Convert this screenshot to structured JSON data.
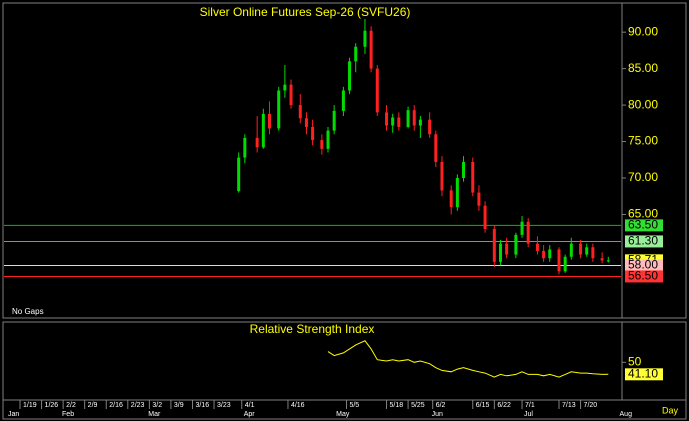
{
  "chart_data": {
    "type": "candlestick",
    "title": "Silver Online Futures Sep-26 (SVFU26)",
    "note": "No Gaps",
    "period": "Day",
    "up_color": "#00dd00",
    "down_color": "#ff2020",
    "ylim": [
      50.8,
      94
    ],
    "yticks": [
      {
        "value": 65,
        "label": "65.00"
      },
      {
        "value": 70,
        "label": "70.00"
      },
      {
        "value": 75,
        "label": "75.00"
      },
      {
        "value": 80,
        "label": "80.00"
      },
      {
        "value": 85,
        "label": "85.00"
      },
      {
        "value": 90,
        "label": "90.00"
      }
    ],
    "levels": [
      {
        "value": 63.5,
        "label": "63.50",
        "color": "#00c000",
        "label_color": "#33dd33"
      },
      {
        "value": 61.3,
        "label": "61.30",
        "color": "#33cc33",
        "label_color": "#99ee99"
      },
      {
        "value": 58.71,
        "label": "58.71",
        "color": null,
        "label_color": "#ffff33"
      },
      {
        "value": 58,
        "label": "58.00",
        "color": "#ffcccc",
        "label_color": "#ffbbbb"
      },
      {
        "value": 56.5,
        "label": "56.50",
        "color": "#ff2020",
        "label_color": "#ff3333"
      }
    ],
    "xticks": [
      "1/19",
      "1/26",
      "2/2",
      "2/9",
      "2/16",
      "2/23",
      "3/2",
      "3/9",
      "3/16",
      "3/23",
      "4/1",
      "4/16",
      "5/5",
      "5/18",
      "5/25",
      "6/2",
      "6/15",
      "6/22",
      "7/1",
      "7/13",
      "7/20"
    ],
    "months": [
      "Jan",
      "Feb",
      "Mar",
      "Apr",
      "May",
      "Jun",
      "Jul",
      "Aug"
    ],
    "candles": [
      [
        "3/31",
        68.2,
        73.5,
        68,
        72.8
      ],
      [
        "4/2",
        72.8,
        76,
        72,
        75.5
      ],
      [
        "4/6",
        75.5,
        78.5,
        73.5,
        74.2
      ],
      [
        "4/8",
        74.2,
        79.5,
        74,
        78.8
      ],
      [
        "4/10",
        78.8,
        80.5,
        76,
        76.8
      ],
      [
        "4/13",
        76.8,
        82.5,
        76.5,
        82
      ],
      [
        "4/15",
        82,
        85.5,
        81,
        82.8
      ],
      [
        "4/17",
        82.8,
        83.5,
        79.5,
        80
      ],
      [
        "4/20",
        80,
        81.5,
        77.5,
        78.2
      ],
      [
        "4/22",
        78.2,
        79,
        76,
        77
      ],
      [
        "4/24",
        77,
        78,
        74.5,
        75.2
      ],
      [
        "4/27",
        75.2,
        76,
        73.2,
        74
      ],
      [
        "4/29",
        74,
        77,
        73.5,
        76.5
      ],
      [
        "5/1",
        76.5,
        80,
        76,
        79.2
      ],
      [
        "5/4",
        79.2,
        82.5,
        78.5,
        82
      ],
      [
        "5/6",
        82,
        86.5,
        81.5,
        86
      ],
      [
        "5/8",
        86,
        88.5,
        84.5,
        88
      ],
      [
        "5/11",
        88,
        91.8,
        87,
        90.2
      ],
      [
        "5/13",
        90.2,
        90.8,
        84.5,
        85
      ],
      [
        "5/15",
        85,
        85.5,
        78.5,
        79
      ],
      [
        "5/18",
        79,
        80,
        76.5,
        77.2
      ],
      [
        "5/20",
        77.2,
        78.8,
        76.2,
        78.3
      ],
      [
        "5/22",
        78.3,
        79,
        76.5,
        77
      ],
      [
        "5/25",
        77,
        79.8,
        76.8,
        79.3
      ],
      [
        "5/27",
        79.3,
        80,
        76.5,
        77.2
      ],
      [
        "5/29",
        77.2,
        78.5,
        75.5,
        78
      ],
      [
        "6/1",
        78,
        79,
        75.5,
        76
      ],
      [
        "6/3",
        76,
        76.5,
        71.5,
        72.2
      ],
      [
        "6/5",
        72.2,
        73,
        67.5,
        68.3
      ],
      [
        "6/8",
        68.3,
        69,
        65,
        66
      ],
      [
        "6/10",
        66,
        70.5,
        65.5,
        70
      ],
      [
        "6/12",
        70,
        73,
        69.5,
        72.2
      ],
      [
        "6/15",
        72.2,
        72.8,
        67.5,
        68
      ],
      [
        "6/17",
        68,
        69,
        65.5,
        66.2
      ],
      [
        "6/19",
        66.2,
        66.8,
        62.5,
        63
      ],
      [
        "6/22",
        63,
        63.5,
        57.8,
        58.5
      ],
      [
        "6/24",
        58.5,
        61.5,
        58,
        61
      ],
      [
        "6/26",
        61,
        61.8,
        59,
        59.5
      ],
      [
        "6/29",
        59.5,
        62.5,
        59,
        62.2
      ],
      [
        "7/1",
        62.2,
        64.8,
        61.8,
        64
      ],
      [
        "7/3",
        64,
        64.5,
        60.5,
        61
      ],
      [
        "7/6",
        61,
        62,
        59.5,
        60
      ],
      [
        "7/8",
        60,
        60.8,
        58.5,
        59
      ],
      [
        "7/10",
        59,
        60.8,
        58.5,
        60.2
      ],
      [
        "7/13",
        60.2,
        60.5,
        56.8,
        57.2
      ],
      [
        "7/15",
        57.2,
        59.5,
        57,
        59.2
      ],
      [
        "7/17",
        59.2,
        61.8,
        58.8,
        61
      ],
      [
        "7/20",
        61,
        61.5,
        59,
        59.5
      ],
      [
        "7/22",
        59.5,
        61,
        59.2,
        60.5
      ],
      [
        "7/24",
        60.5,
        61,
        58.5,
        59
      ],
      [
        "7/27",
        59,
        59.8,
        58.3,
        58.7
      ],
      [
        "7/29",
        58.7,
        59.2,
        58.4,
        58.71
      ]
    ],
    "rsi": {
      "title": "Relative Strength Index",
      "color": "#ffff00",
      "ylim": [
        22,
        80
      ],
      "yticks": [
        50
      ],
      "last_label": "41.10",
      "dates": [
        "4/29",
        "5/1",
        "5/4",
        "5/6",
        "5/8",
        "5/11",
        "5/13",
        "5/15",
        "5/18",
        "5/20",
        "5/22",
        "5/25",
        "5/27",
        "5/29",
        "6/1",
        "6/3",
        "6/5",
        "6/8",
        "6/10",
        "6/12",
        "6/15",
        "6/17",
        "6/19",
        "6/22",
        "6/24",
        "6/26",
        "6/29",
        "7/1",
        "7/3",
        "7/6",
        "7/8",
        "7/10",
        "7/13",
        "7/15",
        "7/17",
        "7/20",
        "7/22",
        "7/24",
        "7/27",
        "7/29"
      ],
      "values": [
        58,
        55,
        57,
        60,
        63,
        66,
        60,
        52,
        51,
        52,
        51,
        52,
        50,
        51,
        49,
        46,
        44,
        43,
        45,
        46,
        44,
        43,
        42,
        39,
        41,
        40,
        41,
        43,
        41,
        41,
        40,
        41,
        39,
        41,
        43,
        42,
        42,
        41.5,
        41,
        41.1
      ]
    }
  }
}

Exercise description
Restate the entire listing word for word, excluding pictures.

Solution for this task
Convert this screenshot to structured JSON data.
{
  "chart_data": {
    "type": "candlestick",
    "title": "Silver Online Futures Sep-26 (SVFU26)",
    "note": "No Gaps",
    "period": "Day",
    "up_color": "#00dd00",
    "down_color": "#ff2020",
    "ylim": [
      50.8,
      94
    ],
    "yticks": [
      {
        "value": 65,
        "label": "65.00"
      },
      {
        "value": 70,
        "label": "70.00"
      },
      {
        "value": 75,
        "label": "75.00"
      },
      {
        "value": 80,
        "label": "80.00"
      },
      {
        "value": 85,
        "label": "85.00"
      },
      {
        "value": 90,
        "label": "90.00"
      }
    ],
    "levels": [
      {
        "value": 63.5,
        "label": "63.50",
        "color": "#00c000",
        "label_color": "#33dd33"
      },
      {
        "value": 61.3,
        "label": "61.30",
        "color": "#33cc33",
        "label_color": "#99ee99"
      },
      {
        "value": 58.71,
        "label": "58.71",
        "color": null,
        "label_color": "#ffff33"
      },
      {
        "value": 58,
        "label": "58.00",
        "color": "#ffcccc",
        "label_color": "#ffbbbb"
      },
      {
        "value": 56.5,
        "label": "56.50",
        "color": "#ff2020",
        "label_color": "#ff3333"
      }
    ],
    "xticks": [
      "1/19",
      "1/26",
      "2/2",
      "2/9",
      "2/16",
      "2/23",
      "3/2",
      "3/9",
      "3/16",
      "3/23",
      "4/1",
      "4/16",
      "5/5",
      "5/18",
      "5/25",
      "6/2",
      "6/15",
      "6/22",
      "7/1",
      "7/13",
      "7/20"
    ],
    "months": [
      "Jan",
      "Feb",
      "Mar",
      "Apr",
      "May",
      "Jun",
      "Jul",
      "Aug"
    ],
    "candles": [
      [
        "3/31",
        68.2,
        73.5,
        68,
        72.8
      ],
      [
        "4/2",
        72.8,
        76,
        72,
        75.5
      ],
      [
        "4/6",
        75.5,
        78.5,
        73.5,
        74.2
      ],
      [
        "4/8",
        74.2,
        79.5,
        74,
        78.8
      ],
      [
        "4/10",
        78.8,
        80.5,
        76,
        76.8
      ],
      [
        "4/13",
        76.8,
        82.5,
        76.5,
        82
      ],
      [
        "4/15",
        82,
        85.5,
        81,
        82.8
      ],
      [
        "4/17",
        82.8,
        83.5,
        79.5,
        80
      ],
      [
        "4/20",
        80,
        81.5,
        77.5,
        78.2
      ],
      [
        "4/22",
        78.2,
        79,
        76,
        77
      ],
      [
        "4/24",
        77,
        78,
        74.5,
        75.2
      ],
      [
        "4/27",
        75.2,
        76,
        73.2,
        74
      ],
      [
        "4/29",
        74,
        77,
        73.5,
        76.5
      ],
      [
        "5/1",
        76.5,
        80,
        76,
        79.2
      ],
      [
        "5/4",
        79.2,
        82.5,
        78.5,
        82
      ],
      [
        "5/6",
        82,
        86.5,
        81.5,
        86
      ],
      [
        "5/8",
        86,
        88.5,
        84.5,
        88
      ],
      [
        "5/11",
        88,
        91.8,
        87,
        90.2
      ],
      [
        "5/13",
        90.2,
        90.8,
        84.5,
        85
      ],
      [
        "5/15",
        85,
        85.5,
        78.5,
        79
      ],
      [
        "5/18",
        79,
        80,
        76.5,
        77.2
      ],
      [
        "5/20",
        77.2,
        78.8,
        76.2,
        78.3
      ],
      [
        "5/22",
        78.3,
        79,
        76.5,
        77
      ],
      [
        "5/25",
        77,
        79.8,
        76.8,
        79.3
      ],
      [
        "5/27",
        79.3,
        80,
        76.5,
        77.2
      ],
      [
        "5/29",
        77.2,
        78.5,
        75.5,
        78
      ],
      [
        "6/1",
        78,
        79,
        75.5,
        76
      ],
      [
        "6/3",
        76,
        76.5,
        71.5,
        72.2
      ],
      [
        "6/5",
        72.2,
        73,
        67.5,
        68.3
      ],
      [
        "6/8",
        68.3,
        69,
        65,
        66
      ],
      [
        "6/10",
        66,
        70.5,
        65.5,
        70
      ],
      [
        "6/12",
        70,
        73,
        69.5,
        72.2
      ],
      [
        "6/15",
        72.2,
        72.8,
        67.5,
        68
      ],
      [
        "6/17",
        68,
        69,
        65.5,
        66.2
      ],
      [
        "6/19",
        66.2,
        66.8,
        62.5,
        63
      ],
      [
        "6/22",
        63,
        63.5,
        57.8,
        58.5
      ],
      [
        "6/24",
        58.5,
        61.5,
        58,
        61
      ],
      [
        "6/26",
        61,
        61.8,
        59,
        59.5
      ],
      [
        "6/29",
        59.5,
        62.5,
        59,
        62.2
      ],
      [
        "7/1",
        62.2,
        64.8,
        61.8,
        64
      ],
      [
        "7/3",
        64,
        64.5,
        60.5,
        61
      ],
      [
        "7/6",
        61,
        62,
        59.5,
        60
      ],
      [
        "7/8",
        60,
        60.8,
        58.5,
        59
      ],
      [
        "7/10",
        59,
        60.8,
        58.5,
        60.2
      ],
      [
        "7/13",
        60.2,
        60.5,
        56.8,
        57.2
      ],
      [
        "7/15",
        57.2,
        59.5,
        57,
        59.2
      ],
      [
        "7/17",
        59.2,
        61.8,
        58.8,
        61
      ],
      [
        "7/20",
        61,
        61.5,
        59,
        59.5
      ],
      [
        "7/22",
        59.5,
        61,
        59.2,
        60.5
      ],
      [
        "7/24",
        60.5,
        61,
        58.5,
        59
      ],
      [
        "7/27",
        59,
        59.8,
        58.3,
        58.7
      ],
      [
        "7/29",
        58.7,
        59.2,
        58.4,
        58.71
      ]
    ],
    "rsi": {
      "title": "Relative Strength Index",
      "color": "#ffff00",
      "ylim": [
        22,
        80
      ],
      "yticks": [
        50
      ],
      "last_label": "41.10",
      "dates": [
        "4/29",
        "5/1",
        "5/4",
        "5/6",
        "5/8",
        "5/11",
        "5/13",
        "5/15",
        "5/18",
        "5/20",
        "5/22",
        "5/25",
        "5/27",
        "5/29",
        "6/1",
        "6/3",
        "6/5",
        "6/8",
        "6/10",
        "6/12",
        "6/15",
        "6/17",
        "6/19",
        "6/22",
        "6/24",
        "6/26",
        "6/29",
        "7/1",
        "7/3",
        "7/6",
        "7/8",
        "7/10",
        "7/13",
        "7/15",
        "7/17",
        "7/20",
        "7/22",
        "7/24",
        "7/27",
        "7/29"
      ],
      "values": [
        58,
        55,
        57,
        60,
        63,
        66,
        60,
        52,
        51,
        52,
        51,
        52,
        50,
        51,
        49,
        46,
        44,
        43,
        45,
        46,
        44,
        43,
        42,
        39,
        41,
        40,
        41,
        43,
        41,
        41,
        40,
        41,
        39,
        41,
        43,
        42,
        42,
        41.5,
        41,
        41.1
      ]
    }
  }
}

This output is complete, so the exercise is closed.